Collected data

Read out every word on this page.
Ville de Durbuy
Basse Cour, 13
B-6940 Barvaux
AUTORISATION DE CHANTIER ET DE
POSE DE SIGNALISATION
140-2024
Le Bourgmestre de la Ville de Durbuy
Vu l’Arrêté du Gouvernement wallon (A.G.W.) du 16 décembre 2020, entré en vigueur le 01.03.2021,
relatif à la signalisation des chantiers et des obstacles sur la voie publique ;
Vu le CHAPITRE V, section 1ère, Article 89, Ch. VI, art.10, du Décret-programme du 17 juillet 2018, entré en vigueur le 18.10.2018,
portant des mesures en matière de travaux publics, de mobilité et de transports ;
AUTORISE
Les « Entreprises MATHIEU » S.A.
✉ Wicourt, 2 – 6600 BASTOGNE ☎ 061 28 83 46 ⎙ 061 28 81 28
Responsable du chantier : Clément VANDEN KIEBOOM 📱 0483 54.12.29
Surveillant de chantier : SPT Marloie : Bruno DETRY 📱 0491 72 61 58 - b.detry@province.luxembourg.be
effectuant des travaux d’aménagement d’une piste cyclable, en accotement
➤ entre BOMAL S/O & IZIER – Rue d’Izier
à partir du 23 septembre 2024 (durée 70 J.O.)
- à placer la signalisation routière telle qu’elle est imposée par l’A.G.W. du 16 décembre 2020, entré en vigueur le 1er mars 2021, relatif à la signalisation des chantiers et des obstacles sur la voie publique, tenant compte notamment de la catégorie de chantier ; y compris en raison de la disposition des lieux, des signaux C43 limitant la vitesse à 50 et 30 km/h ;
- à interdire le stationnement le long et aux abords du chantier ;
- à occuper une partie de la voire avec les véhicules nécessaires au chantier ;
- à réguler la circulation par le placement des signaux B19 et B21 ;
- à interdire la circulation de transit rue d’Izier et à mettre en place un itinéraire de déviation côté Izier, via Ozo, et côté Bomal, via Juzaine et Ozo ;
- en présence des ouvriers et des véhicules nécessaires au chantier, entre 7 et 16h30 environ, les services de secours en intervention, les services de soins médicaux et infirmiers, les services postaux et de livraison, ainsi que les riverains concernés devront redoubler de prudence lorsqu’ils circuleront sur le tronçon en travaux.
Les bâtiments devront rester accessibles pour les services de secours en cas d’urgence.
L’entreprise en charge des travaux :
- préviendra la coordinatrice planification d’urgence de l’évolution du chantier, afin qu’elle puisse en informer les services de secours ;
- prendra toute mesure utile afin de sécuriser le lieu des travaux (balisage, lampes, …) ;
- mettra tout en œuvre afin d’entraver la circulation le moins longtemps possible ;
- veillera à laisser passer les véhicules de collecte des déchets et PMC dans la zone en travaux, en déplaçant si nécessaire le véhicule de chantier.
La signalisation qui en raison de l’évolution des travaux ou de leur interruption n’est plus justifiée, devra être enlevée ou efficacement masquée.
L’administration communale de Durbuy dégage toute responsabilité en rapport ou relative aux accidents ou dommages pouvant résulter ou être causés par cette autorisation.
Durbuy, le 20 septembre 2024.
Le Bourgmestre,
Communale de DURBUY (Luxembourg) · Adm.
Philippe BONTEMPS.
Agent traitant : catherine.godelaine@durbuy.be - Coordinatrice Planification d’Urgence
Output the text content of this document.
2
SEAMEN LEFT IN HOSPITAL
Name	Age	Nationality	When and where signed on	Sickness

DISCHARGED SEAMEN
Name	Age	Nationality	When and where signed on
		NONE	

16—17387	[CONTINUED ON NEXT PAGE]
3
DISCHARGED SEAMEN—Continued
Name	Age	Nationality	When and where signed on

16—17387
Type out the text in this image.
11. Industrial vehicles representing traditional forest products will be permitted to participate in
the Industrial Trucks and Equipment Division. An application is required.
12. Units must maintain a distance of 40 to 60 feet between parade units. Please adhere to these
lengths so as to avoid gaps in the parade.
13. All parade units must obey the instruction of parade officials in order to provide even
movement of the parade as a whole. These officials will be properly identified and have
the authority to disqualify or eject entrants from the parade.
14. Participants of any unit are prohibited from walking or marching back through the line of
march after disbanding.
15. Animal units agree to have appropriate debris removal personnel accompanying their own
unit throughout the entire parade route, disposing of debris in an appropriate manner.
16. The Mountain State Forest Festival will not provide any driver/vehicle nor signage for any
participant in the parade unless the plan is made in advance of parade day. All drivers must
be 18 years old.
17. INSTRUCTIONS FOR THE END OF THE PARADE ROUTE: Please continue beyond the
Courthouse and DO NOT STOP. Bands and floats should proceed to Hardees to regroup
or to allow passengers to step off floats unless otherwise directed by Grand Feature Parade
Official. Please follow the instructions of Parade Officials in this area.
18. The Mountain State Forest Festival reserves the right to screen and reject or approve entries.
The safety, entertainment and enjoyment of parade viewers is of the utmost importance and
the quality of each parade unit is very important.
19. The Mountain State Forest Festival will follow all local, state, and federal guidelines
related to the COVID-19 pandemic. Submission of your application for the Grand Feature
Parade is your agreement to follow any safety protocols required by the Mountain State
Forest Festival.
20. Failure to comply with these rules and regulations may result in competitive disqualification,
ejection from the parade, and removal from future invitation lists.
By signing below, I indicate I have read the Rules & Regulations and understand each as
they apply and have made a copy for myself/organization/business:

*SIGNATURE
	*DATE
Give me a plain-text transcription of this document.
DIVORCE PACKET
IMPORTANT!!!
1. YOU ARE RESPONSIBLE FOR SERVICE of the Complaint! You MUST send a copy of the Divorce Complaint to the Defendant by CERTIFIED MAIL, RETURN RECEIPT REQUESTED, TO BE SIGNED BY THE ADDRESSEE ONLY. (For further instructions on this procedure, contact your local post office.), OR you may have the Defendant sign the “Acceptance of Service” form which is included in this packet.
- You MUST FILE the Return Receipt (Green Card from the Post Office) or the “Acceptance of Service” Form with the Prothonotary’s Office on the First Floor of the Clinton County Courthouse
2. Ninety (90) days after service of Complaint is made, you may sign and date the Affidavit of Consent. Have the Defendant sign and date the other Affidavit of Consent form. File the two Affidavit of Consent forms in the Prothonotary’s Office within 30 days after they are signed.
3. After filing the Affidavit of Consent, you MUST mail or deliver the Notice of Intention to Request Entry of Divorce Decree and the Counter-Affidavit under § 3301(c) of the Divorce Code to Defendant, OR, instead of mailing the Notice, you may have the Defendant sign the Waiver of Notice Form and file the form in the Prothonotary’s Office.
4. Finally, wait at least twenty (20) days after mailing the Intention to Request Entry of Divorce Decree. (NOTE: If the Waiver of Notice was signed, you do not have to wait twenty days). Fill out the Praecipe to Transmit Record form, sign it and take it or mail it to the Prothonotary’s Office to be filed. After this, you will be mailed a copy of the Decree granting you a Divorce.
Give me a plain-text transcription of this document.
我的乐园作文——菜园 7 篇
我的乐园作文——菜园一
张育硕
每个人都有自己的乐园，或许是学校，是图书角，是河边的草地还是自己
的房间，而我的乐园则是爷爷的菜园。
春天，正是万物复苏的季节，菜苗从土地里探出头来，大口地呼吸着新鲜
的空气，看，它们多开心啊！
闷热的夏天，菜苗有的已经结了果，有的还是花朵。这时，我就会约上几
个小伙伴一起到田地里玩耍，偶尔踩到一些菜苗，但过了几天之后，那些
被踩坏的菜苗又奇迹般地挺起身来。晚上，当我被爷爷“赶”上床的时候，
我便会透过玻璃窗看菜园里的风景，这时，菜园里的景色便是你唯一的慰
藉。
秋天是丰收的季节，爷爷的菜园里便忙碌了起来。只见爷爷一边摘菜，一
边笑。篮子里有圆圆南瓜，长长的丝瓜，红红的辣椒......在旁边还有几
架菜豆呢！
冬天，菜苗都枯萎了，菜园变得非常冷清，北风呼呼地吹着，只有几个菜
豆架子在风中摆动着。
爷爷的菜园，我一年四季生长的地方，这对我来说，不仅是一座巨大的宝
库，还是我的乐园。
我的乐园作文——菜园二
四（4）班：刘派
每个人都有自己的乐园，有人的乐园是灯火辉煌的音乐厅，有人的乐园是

What is required: Return the lines of the records that include the string "copy".

Response:
they apply and have made a copy for myself/organization/business:
1. YOU ARE RESPONSIBLE FOR SERVICE of the Complaint! You MUST send a copy of the Divorce Complaint to the Defendant by CERTIFIED MAIL, RETURN RECEIPT REQUESTED, TO BE SIGNED BY THE ADDRESSEE ONLY. (For further instructions on this procedure, contact your local post office.), OR you may have the Defendant sign the “Acceptance of Service” form which is included in this packet.
4. Finally, wait at least twenty (20) days after mailing the Intention to Request Entry of Divorce Decree. (NOTE: If the Waiver of Notice was signed, you do not have to wait twenty days). Fill out the Praecipe to Transmit Record form, sign it and take it or mail it to the Prothonotary’s Office to be filed. After this, you will be mailed a copy of the Decree granting you a Divorce.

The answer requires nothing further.